_Problem statement_. All entries below need to be written out exactly, but without their pictures.

▬▬▬▬▬▬

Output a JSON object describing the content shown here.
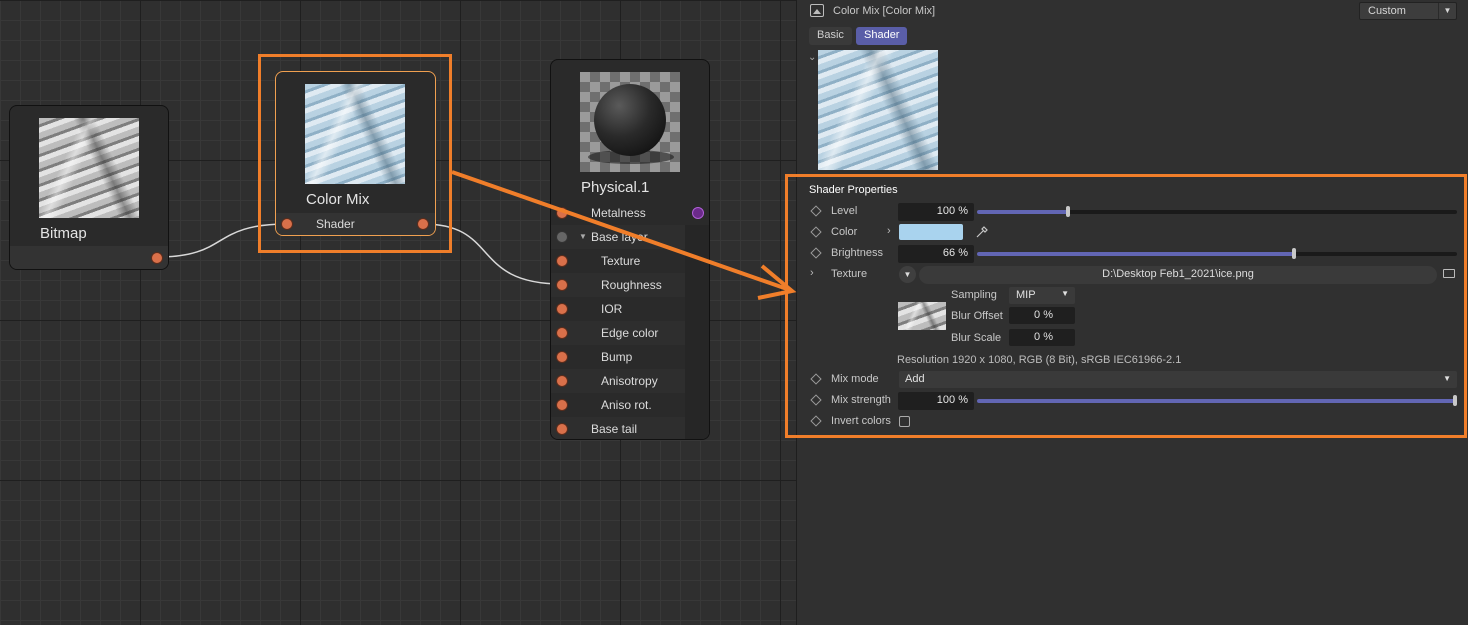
{
  "colors": {
    "accent": "#6266b4",
    "highlight": "#f07e2a",
    "port": "#d9704a",
    "swatch": "#a9d3ee"
  },
  "nodes": {
    "bitmap": {
      "title": "Bitmap"
    },
    "color_mix": {
      "title": "Color Mix",
      "port_label": "Shader"
    },
    "physical": {
      "title": "Physical.1",
      "ports": [
        "Metalness",
        "Base layer",
        "Texture",
        "Roughness",
        "IOR",
        "Edge color",
        "Bump",
        "Anisotropy",
        "Aniso rot.",
        "Base tail"
      ]
    }
  },
  "panel": {
    "header_title": "Color Mix [Color Mix]",
    "preset": "Custom",
    "tabs": {
      "basic": "Basic",
      "shader": "Shader"
    },
    "section_title": "Shader Properties",
    "level": {
      "label": "Level",
      "value": "100 %",
      "fraction": 0.19
    },
    "color": {
      "label": "Color"
    },
    "brightness": {
      "label": "Brightness",
      "value": "66 %",
      "fraction": 0.66
    },
    "texture": {
      "label": "Texture",
      "path": "D:\\Desktop Feb1_2021\\ice.png",
      "sampling_label": "Sampling",
      "sampling_value": "MIP",
      "blur_offset_label": "Blur Offset",
      "blur_offset_value": "0 %",
      "blur_scale_label": "Blur Scale",
      "blur_scale_value": "0 %",
      "resolution": "Resolution 1920 x 1080, RGB (8 Bit), sRGB IEC61966-2.1"
    },
    "mix_mode": {
      "label": "Mix mode",
      "value": "Add"
    },
    "mix_strength": {
      "label": "Mix strength",
      "value": "100 %",
      "fraction": 1.0
    },
    "invert_colors": {
      "label": "Invert colors",
      "checked": false
    }
  }
}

▬▬▬▬▬▬

_Response below_.
Output a JSON object describing the content shown here.
{
  "colors": {
    "accent": "#6266b4",
    "highlight": "#f07e2a",
    "port": "#d9704a",
    "swatch": "#a9d3ee"
  },
  "nodes": {
    "bitmap": {
      "title": "Bitmap"
    },
    "color_mix": {
      "title": "Color Mix",
      "port_label": "Shader"
    },
    "physical": {
      "title": "Physical.1",
      "ports": [
        "Metalness",
        "Base layer",
        "Texture",
        "Roughness",
        "IOR",
        "Edge color",
        "Bump",
        "Anisotropy",
        "Aniso rot.",
        "Base tail"
      ]
    }
  },
  "panel": {
    "header_title": "Color Mix [Color Mix]",
    "preset": "Custom",
    "tabs": {
      "basic": "Basic",
      "shader": "Shader"
    },
    "section_title": "Shader Properties",
    "level": {
      "label": "Level",
      "value": "100 %",
      "fraction": 0.19
    },
    "color": {
      "label": "Color"
    },
    "brightness": {
      "label": "Brightness",
      "value": "66 %",
      "fraction": 0.66
    },
    "texture": {
      "label": "Texture",
      "path": "D:\\Desktop Feb1_2021\\ice.png",
      "sampling_label": "Sampling",
      "sampling_value": "MIP",
      "blur_offset_label": "Blur Offset",
      "blur_offset_value": "0 %",
      "blur_scale_label": "Blur Scale",
      "blur_scale_value": "0 %",
      "resolution": "Resolution 1920 x 1080, RGB (8 Bit), sRGB IEC61966-2.1"
    },
    "mix_mode": {
      "label": "Mix mode",
      "value": "Add"
    },
    "mix_strength": {
      "label": "Mix strength",
      "value": "100 %",
      "fraction": 1.0
    },
    "invert_colors": {
      "label": "Invert colors",
      "checked": false
    }
  }
}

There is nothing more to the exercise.